[Data entries]
==*==

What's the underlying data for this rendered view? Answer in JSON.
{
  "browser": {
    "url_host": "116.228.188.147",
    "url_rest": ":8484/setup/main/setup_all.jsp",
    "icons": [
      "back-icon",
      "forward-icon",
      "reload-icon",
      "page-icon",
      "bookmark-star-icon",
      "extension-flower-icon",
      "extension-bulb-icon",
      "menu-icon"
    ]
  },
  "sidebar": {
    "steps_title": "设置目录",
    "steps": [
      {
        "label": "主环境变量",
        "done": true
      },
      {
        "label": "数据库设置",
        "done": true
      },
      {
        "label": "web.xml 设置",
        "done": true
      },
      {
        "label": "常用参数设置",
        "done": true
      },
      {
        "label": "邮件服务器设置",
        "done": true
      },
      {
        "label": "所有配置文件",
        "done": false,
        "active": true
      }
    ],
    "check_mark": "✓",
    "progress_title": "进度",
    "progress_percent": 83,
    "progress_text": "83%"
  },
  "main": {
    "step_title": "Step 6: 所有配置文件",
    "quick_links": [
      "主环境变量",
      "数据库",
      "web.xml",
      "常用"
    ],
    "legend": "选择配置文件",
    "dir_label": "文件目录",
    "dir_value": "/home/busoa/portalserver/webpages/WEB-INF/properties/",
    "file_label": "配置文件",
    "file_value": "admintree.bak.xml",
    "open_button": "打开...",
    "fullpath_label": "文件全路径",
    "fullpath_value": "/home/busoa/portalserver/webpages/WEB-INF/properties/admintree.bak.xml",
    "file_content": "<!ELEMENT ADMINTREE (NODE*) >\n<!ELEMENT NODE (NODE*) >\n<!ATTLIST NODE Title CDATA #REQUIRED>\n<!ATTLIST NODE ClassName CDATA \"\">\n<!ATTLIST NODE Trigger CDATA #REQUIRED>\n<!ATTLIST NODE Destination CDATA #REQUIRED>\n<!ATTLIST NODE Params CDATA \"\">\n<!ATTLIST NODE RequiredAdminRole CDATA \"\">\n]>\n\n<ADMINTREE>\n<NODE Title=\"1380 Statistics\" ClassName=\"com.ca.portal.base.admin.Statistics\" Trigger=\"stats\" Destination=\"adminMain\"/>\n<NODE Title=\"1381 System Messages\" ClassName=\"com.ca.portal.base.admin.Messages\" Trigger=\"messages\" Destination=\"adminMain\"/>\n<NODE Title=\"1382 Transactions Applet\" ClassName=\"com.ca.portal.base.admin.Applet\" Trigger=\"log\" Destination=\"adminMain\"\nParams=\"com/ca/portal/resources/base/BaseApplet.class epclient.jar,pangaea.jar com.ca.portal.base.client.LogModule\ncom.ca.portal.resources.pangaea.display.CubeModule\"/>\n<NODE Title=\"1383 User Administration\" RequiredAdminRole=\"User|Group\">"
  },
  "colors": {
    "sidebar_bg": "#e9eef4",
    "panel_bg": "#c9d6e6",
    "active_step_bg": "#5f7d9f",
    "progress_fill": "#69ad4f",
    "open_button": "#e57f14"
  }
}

==*==

- **Written instruction**:
Extract the listing in its entirety, matching it exactly.

- **Answer to the problem**:
What's the underlying data for this rendered view? Answer in JSON.
{
  "browser": {
    "url_host": "116.228.188.147",
    "url_rest": ":8484/setup/main/setup_all.jsp",
    "icons": [
      "back-icon",
      "forward-icon",
      "reload-icon",
      "page-icon",
      "bookmark-star-icon",
      "extension-flower-icon",
      "extension-bulb-icon",
      "menu-icon"
    ]
  },
  "sidebar": {
    "steps_title": "设置目录",
    "steps": [
      {
        "label": "主环境变量",
        "done": true
      },
      {
        "label": "数据库设置",
        "done": true
      },
      {
        "label": "web.xml 设置",
        "done": true
      },
      {
        "label": "常用参数设置",
        "done": true
      },
      {
        "label": "邮件服务器设置",
        "done": true
      },
      {
        "label": "所有配置文件",
        "done": false,
        "active": true
      }
    ],
    "check_mark": "✓",
    "progress_title": "进度",
    "progress_percent": 83,
    "progress_text": "83%"
  },
  "main": {
    "step_title": "Step 6: 所有配置文件",
    "quick_links": [
      "主环境变量",
      "数据库",
      "web.xml",
      "常用"
    ],
    "legend": "选择配置文件",
    "dir_label": "文件目录",
    "dir_value": "/home/busoa/portalserver/webpages/WEB-INF/properties/",
    "file_label": "配置文件",
    "file_value": "admintree.bak.xml",
    "open_button": "打开...",
    "fullpath_label": "文件全路径",
    "fullpath_value": "/home/busoa/portalserver/webpages/WEB-INF/properties/admintree.bak.xml",
    "file_content": "<!ELEMENT ADMINTREE (NODE*) >\n<!ELEMENT NODE (NODE*) >\n<!ATTLIST NODE Title CDATA #REQUIRED>\n<!ATTLIST NODE ClassName CDATA \"\">\n<!ATTLIST NODE Trigger CDATA #REQUIRED>\n<!ATTLIST NODE Destination CDATA #REQUIRED>\n<!ATTLIST NODE Params CDATA \"\">\n<!ATTLIST NODE RequiredAdminRole CDATA \"\">\n]>\n\n<ADMINTREE>\n<NODE Title=\"1380 Statistics\" ClassName=\"com.ca.portal.base.admin.Statistics\" Trigger=\"stats\" Destination=\"adminMain\"/>\n<NODE Title=\"1381 System Messages\" ClassName=\"com.ca.portal.base.admin.Messages\" Trigger=\"messages\" Destination=\"adminMain\"/>\n<NODE Title=\"1382 Transactions Applet\" ClassName=\"com.ca.portal.base.admin.Applet\" Trigger=\"log\" Destination=\"adminMain\"\nParams=\"com/ca/portal/resources/base/BaseApplet.class epclient.jar,pangaea.jar com.ca.portal.base.client.LogModule\ncom.ca.portal.resources.pangaea.display.CubeModule\"/>\n<NODE Title=\"1383 User Administration\" RequiredAdminRole=\"User|Group\">"
  },
  "colors": {
    "sidebar_bg": "#e9eef4",
    "panel_bg": "#c9d6e6",
    "active_step_bg": "#5f7d9f",
    "progress_fill": "#69ad4f",
    "open_button": "#e57f14"
  }
}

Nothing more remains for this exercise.